● To do: Format every line below as a JSON list of strings, one string per line, leaving out any blank lines.

##### Data for processing #####

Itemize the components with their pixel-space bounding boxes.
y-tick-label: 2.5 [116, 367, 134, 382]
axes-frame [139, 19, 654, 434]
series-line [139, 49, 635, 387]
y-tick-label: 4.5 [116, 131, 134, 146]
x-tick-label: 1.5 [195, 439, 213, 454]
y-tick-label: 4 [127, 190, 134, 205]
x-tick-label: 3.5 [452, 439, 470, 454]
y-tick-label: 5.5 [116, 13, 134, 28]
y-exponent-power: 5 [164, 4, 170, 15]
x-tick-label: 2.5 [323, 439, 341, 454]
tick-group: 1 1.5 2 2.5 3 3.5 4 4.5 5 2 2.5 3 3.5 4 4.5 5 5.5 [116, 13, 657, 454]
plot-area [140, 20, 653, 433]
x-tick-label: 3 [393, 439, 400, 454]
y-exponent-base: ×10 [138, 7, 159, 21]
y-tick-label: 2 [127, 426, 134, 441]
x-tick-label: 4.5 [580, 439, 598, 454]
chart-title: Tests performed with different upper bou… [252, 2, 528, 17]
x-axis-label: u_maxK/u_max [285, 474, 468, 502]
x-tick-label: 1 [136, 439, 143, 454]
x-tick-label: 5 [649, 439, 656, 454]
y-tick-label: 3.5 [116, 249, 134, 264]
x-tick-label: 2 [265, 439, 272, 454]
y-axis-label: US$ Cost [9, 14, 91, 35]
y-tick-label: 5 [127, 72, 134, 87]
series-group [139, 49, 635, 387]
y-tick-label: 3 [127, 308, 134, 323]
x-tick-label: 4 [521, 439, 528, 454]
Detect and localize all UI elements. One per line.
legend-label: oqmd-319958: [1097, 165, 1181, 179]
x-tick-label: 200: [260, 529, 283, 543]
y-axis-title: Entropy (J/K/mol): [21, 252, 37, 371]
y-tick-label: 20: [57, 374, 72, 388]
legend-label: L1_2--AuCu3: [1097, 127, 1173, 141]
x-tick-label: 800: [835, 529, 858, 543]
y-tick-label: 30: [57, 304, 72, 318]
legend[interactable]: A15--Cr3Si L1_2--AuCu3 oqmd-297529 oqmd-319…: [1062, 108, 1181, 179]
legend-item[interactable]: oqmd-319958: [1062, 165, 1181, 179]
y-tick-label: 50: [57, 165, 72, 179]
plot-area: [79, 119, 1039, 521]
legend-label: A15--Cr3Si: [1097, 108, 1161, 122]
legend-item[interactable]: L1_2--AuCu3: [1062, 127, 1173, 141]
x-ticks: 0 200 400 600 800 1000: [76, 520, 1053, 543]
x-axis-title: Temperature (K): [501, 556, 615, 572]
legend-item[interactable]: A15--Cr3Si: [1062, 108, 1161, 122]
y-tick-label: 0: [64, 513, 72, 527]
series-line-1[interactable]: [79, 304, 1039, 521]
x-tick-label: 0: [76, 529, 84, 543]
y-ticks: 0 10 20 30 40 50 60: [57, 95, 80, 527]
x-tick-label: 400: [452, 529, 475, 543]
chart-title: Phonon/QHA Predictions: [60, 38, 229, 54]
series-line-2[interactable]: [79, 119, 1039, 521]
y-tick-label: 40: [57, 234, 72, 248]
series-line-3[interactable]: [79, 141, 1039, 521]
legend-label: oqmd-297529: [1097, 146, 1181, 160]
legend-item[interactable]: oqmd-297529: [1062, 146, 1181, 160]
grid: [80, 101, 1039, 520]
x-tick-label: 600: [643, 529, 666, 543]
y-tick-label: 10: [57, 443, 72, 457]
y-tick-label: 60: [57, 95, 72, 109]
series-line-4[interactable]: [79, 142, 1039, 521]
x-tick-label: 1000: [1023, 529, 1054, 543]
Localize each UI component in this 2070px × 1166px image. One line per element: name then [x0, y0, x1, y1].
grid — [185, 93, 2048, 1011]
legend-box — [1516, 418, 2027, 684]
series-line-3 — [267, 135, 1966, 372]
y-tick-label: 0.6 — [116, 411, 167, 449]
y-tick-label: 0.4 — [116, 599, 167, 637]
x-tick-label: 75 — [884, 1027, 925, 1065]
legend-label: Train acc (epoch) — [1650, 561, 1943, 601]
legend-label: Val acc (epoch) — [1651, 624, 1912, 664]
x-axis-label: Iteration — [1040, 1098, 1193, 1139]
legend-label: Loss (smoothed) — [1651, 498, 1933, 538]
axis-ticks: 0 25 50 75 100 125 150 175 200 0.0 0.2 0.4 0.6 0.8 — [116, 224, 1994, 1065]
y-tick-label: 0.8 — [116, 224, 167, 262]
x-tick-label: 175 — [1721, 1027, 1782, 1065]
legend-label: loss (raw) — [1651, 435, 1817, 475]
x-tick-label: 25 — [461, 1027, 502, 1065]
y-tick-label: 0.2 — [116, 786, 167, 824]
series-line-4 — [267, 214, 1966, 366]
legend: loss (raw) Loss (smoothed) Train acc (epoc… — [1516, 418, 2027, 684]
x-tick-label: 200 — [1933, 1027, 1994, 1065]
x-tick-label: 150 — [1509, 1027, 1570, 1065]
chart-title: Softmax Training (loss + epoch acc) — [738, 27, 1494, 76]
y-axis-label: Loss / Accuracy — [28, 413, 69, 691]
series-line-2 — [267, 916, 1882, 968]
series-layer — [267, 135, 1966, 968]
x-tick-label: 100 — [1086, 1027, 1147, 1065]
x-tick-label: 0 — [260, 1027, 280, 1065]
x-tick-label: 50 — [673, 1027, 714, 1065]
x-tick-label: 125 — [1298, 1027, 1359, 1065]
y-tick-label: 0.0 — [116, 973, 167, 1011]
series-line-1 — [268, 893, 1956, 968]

#####

● Reply to the task:
[
  "Itemize the components with their pixel-space bounding boxes.",
  "y-tick-label: 2.5 [116, 367, 134, 382]",
  "axes-frame [139, 19, 654, 434]",
  "series-line [139, 49, 635, 387]",
  "y-tick-label: 4.5 [116, 131, 134, 146]",
  "x-tick-label: 1.5 [195, 439, 213, 454]",
  "y-tick-label: 4 [127, 190, 134, 205]",
  "x-tick-label: 3.5 [452, 439, 470, 454]",
  "y-tick-label: 5.5 [116, 13, 134, 28]",
  "y-exponent-power: 5 [164, 4, 170, 15]",
  "x-tick-label: 2.5 [323, 439, 341, 454]",
  "tick-group: 1 1.5 2 2.5 3 3.5 4 4.5 5 2 2.5 3 3.5 4 4.5 5 5.5 [116, 13, 657, 454]",
  "plot-area [140, 20, 653, 433]",
  "x-tick-label: 3 [393, 439, 400, 454]",
  "y-exponent-base: ×10 [138, 7, 159, 21]",
  "y-tick-label: 2 [127, 426, 134, 441]",
  "x-tick-label: 4.5 [580, 439, 598, 454]",
  "chart-title: Tests performed with different upper bou… [252, 2, 528, 17]",
  "x-axis-label: u_maxK/u_max [285, 474, 468, 502]",
  "x-tick-label: 1 [136, 439, 143, 454]",
  "x-tick-label: 5 [649, 439, 656, 454]",
  "y-tick-label: 3.5 [116, 249, 134, 264]",
  "x-tick-label: 2 [265, 439, 272, 454]",
  "y-axis-label: US$ Cost [9, 14, 91, 35]",
  "y-tick-label: 5 [127, 72, 134, 87]",
  "series-group [139, 49, 635, 387]",
  "y-tick-label: 3 [127, 308, 134, 323]",
  "x-tick-label: 4 [521, 439, 528, 454]",
  "Detect and localize all UI elements. One per line.",
  "legend-label: oqmd-319958: [1097, 165, 1181, 179]",
  "x-tick-label: 200: [260, 529, 283, 543]",
  "y-axis-title: Entropy (J/K/mol): [21, 252, 37, 371]",
  "y-tick-label: 20: [57, 374, 72, 388]",
  "legend-label: L1_2--AuCu3: [1097, 127, 1173, 141]",
  "x-tick-label: 800: [835, 529, 858, 543]",
  "y-tick-label: 30: [57, 304, 72, 318]",
  "legend[interactable]: A15--Cr3Si L1_2--AuCu3 oqmd-297529 oqmd-319…: [1062, 108, 1181, 179]",
  "legend-item[interactable]: oqmd-319958: [1062, 165, 1181, 179]",
  "y-tick-label: 50: [57, 165, 72, 179]",
  "plot-area: [79, 119, 1039, 521]",
  "legend-label: A15--Cr3Si: [1097, 108, 1161, 122]",
  "legend-item[interactable]: L1_2--AuCu3: [1062, 127, 1173, 141]",
  "x-ticks: 0 200 400 600 800 1000: [76, 520, 1053, 543]",
  "x-axis-title: Temperature (K): [501, 556, 615, 572]",
  "legend-item[interactable]: A15--Cr3Si: [1062, 108, 1161, 122]",
  "y-tick-label: 0: [64, 513, 72, 527]",
  "series-line-1[interactable]: [79, 304, 1039, 521]",
  "x-tick-label: 0: [76, 529, 84, 543]",
  "y-ticks: 0 10 20 30 40 50 60: [57, 95, 80, 527]",
  "x-tick-label: 400: [452, 529, 475, 543]",
  "chart-title: Phonon/QHA Predictions: [60, 38, 229, 54]",
  "series-line-2[interactable]: [79, 119, 1039, 521]",
  "y-tick-label: 40: [57, 234, 72, 248]",
  "series-line-3[interactable]: [79, 141, 1039, 521]",
  "legend-label: oqmd-297529: [1097, 146, 1181, 160]",
  "legend-item[interactable]: oqmd-297529: [1062, 146, 1181, 160]",
  "grid: [80, 101, 1039, 520]",
  "x-tick-label: 600: [643, 529, 666, 543]",
  "y-tick-label: 10: [57, 443, 72, 457]",
  "y-tick-label: 60: [57, 95, 72, 109]",
  "series-line-4[interactable]: [79, 142, 1039, 521]",
  "x-tick-label: 1000: [1023, 529, 1054, 543]",
  "Localize each UI component in this 2070px × 1166px image. One line per element: name then [x0, y0, x1, y1].",
  "grid — [185, 93, 2048, 1011]",
  "legend-box — [1516, 418, 2027, 684]",
  "series-line-3 — [267, 135, 1966, 372]",
  "y-tick-label: 0.6 — [116, 411, 167, 449]",
  "y-tick-label: 0.4 — [116, 599, 167, 637]",
  "x-tick-label: 75 — [884, 1027, 925, 1065]",
  "legend-label: Train acc (epoch) — [1650, 561, 1943, 601]",
  "legend-label: Val acc (epoch) — [1651, 624, 1912, 664]",
  "x-axis-label: Iteration — [1040, 1098, 1193, 1139]",
  "legend-label: Loss (smoothed) — [1651, 498, 1933, 538]",
  "axis-ticks: 0 25 50 75 100 125 150 175 200 0.0 0.2 0.4 0.6 0.8 — [116, 224, 1994, 1065]",
  "y-tick-label: 0.8 — [116, 224, 167, 262]",
  "x-tick-label: 175 — [1721, 1027, 1782, 1065]",
  "legend-label: loss (raw) — [1651, 435, 1817, 475]",
  "x-tick-label: 25 — [461, 1027, 502, 1065]",
  "y-tick-label: 0.2 — [116, 786, 167, 824]",
  "series-line-4 — [267, 214, 1966, 366]",
  "legend: loss (raw) Loss (smoothed) Train acc (epoc… — [1516, 418, 2027, 684]",
  "x-tick-label: 200 — [1933, 1027, 1994, 1065]",
  "x-tick-label: 150 — [1509, 1027, 1570, 1065]",
  "chart-title: Softmax Training (loss + epoch acc) — [738, 27, 1494, 76]",
  "y-axis-label: Loss / Accuracy — [28, 413, 69, 691]",
  "series-line-2 — [267, 916, 1882, 968]",
  "series-layer — [267, 135, 1966, 968]",
  "x-tick-label: 100 — [1086, 1027, 1147, 1065]",
  "x-tick-label: 0 — [260, 1027, 280, 1065]",
  "x-tick-label: 50 — [673, 1027, 714, 1065]",
  "x-tick-label: 125 — [1298, 1027, 1359, 1065]",
  "y-tick-label: 0.0 — [116, 973, 167, 1011]",
  "series-line-1 — [268, 893, 1956, 968]"
]